GIVEN PROBLEM:
Transcribe every line of the records verbatim.
==*==
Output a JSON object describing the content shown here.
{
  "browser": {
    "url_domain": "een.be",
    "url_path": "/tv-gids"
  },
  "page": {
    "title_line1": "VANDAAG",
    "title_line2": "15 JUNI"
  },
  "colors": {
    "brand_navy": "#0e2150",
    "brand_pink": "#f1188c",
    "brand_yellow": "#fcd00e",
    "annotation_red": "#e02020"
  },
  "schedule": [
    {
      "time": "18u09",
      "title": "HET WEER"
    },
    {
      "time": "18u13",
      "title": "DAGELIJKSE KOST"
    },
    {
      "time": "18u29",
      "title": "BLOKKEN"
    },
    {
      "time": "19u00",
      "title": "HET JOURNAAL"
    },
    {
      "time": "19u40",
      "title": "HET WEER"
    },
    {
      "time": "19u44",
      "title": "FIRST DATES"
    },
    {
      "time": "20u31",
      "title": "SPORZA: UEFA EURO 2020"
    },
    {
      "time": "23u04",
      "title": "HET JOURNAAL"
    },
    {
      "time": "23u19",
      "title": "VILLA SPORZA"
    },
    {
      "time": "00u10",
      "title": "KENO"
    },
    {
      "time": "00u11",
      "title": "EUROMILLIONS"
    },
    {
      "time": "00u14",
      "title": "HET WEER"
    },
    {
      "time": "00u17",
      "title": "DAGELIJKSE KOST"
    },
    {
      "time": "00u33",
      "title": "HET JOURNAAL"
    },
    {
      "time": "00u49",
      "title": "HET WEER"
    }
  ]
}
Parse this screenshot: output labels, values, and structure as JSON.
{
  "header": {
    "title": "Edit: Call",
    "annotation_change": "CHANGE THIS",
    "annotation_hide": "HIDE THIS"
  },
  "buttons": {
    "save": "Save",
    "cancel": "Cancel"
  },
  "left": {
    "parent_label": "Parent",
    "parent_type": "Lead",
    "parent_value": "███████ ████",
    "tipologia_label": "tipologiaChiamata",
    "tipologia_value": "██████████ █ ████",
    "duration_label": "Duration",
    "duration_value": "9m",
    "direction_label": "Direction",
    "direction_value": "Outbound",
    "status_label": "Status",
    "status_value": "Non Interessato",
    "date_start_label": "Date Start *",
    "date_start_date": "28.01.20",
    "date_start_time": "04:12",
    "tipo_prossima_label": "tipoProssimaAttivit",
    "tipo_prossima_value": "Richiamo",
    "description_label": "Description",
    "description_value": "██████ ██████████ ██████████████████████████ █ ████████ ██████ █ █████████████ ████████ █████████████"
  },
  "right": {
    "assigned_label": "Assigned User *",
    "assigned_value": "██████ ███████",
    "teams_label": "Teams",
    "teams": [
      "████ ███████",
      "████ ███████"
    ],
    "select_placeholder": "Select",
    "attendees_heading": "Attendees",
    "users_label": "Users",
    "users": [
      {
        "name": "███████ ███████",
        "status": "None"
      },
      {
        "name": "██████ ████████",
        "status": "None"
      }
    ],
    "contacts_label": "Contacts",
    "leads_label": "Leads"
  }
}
==*==
ANSWER TO THE TASK:
Output a JSON object describing the content shown here.
{
  "browser": {
    "url_domain": "een.be",
    "url_path": "/tv-gids"
  },
  "page": {
    "title_line1": "VANDAAG",
    "title_line2": "15 JUNI"
  },
  "colors": {
    "brand_navy": "#0e2150",
    "brand_pink": "#f1188c",
    "brand_yellow": "#fcd00e",
    "annotation_red": "#e02020"
  },
  "schedule": [
    {
      "time": "18u09",
      "title": "HET WEER"
    },
    {
      "time": "18u13",
      "title": "DAGELIJKSE KOST"
    },
    {
      "time": "18u29",
      "title": "BLOKKEN"
    },
    {
      "time": "19u00",
      "title": "HET JOURNAAL"
    },
    {
      "time": "19u40",
      "title": "HET WEER"
    },
    {
      "time": "19u44",
      "title": "FIRST DATES"
    },
    {
      "time": "20u31",
      "title": "SPORZA: UEFA EURO 2020"
    },
    {
      "time": "23u04",
      "title": "HET JOURNAAL"
    },
    {
      "time": "23u19",
      "title": "VILLA SPORZA"
    },
    {
      "time": "00u10",
      "title": "KENO"
    },
    {
      "time": "00u11",
      "title": "EUROMILLIONS"
    },
    {
      "time": "00u14",
      "title": "HET WEER"
    },
    {
      "time": "00u17",
      "title": "DAGELIJKSE KOST"
    },
    {
      "time": "00u33",
      "title": "HET JOURNAAL"
    },
    {
      "time": "00u49",
      "title": "HET WEER"
    }
  ]
}
Parse this screenshot: output labels, values, and structure as JSON.
{
  "header": {
    "title": "Edit: Call",
    "annotation_change": "CHANGE THIS",
    "annotation_hide": "HIDE THIS"
  },
  "buttons": {
    "save": "Save",
    "cancel": "Cancel"
  },
  "left": {
    "parent_label": "Parent",
    "parent_type": "Lead",
    "parent_value": "███████ ████",
    "tipologia_label": "tipologiaChiamata",
    "tipologia_value": "██████████ █ ████",
    "duration_label": "Duration",
    "duration_value": "9m",
    "direction_label": "Direction",
    "direction_value": "Outbound",
    "status_label": "Status",
    "status_value": "Non Interessato",
    "date_start_label": "Date Start *",
    "date_start_date": "28.01.20",
    "date_start_time": "04:12",
    "tipo_prossima_label": "tipoProssimaAttivit",
    "tipo_prossima_value": "Richiamo",
    "description_label": "Description",
    "description_value": "██████ ██████████ ██████████████████████████ █ ████████ ██████ █ █████████████ ████████ █████████████"
  },
  "right": {
    "assigned_label": "Assigned User *",
    "assigned_value": "██████ ███████",
    "teams_label": "Teams",
    "teams": [
      "████ ███████",
      "████ ███████"
    ],
    "select_placeholder": "Select",
    "attendees_heading": "Attendees",
    "users_label": "Users",
    "users": [
      {
        "name": "███████ ███████",
        "status": "None"
      },
      {
        "name": "██████ ████████",
        "status": "None"
      }
    ],
    "contacts_label": "Contacts",
    "leads_label": "Leads"
  }
}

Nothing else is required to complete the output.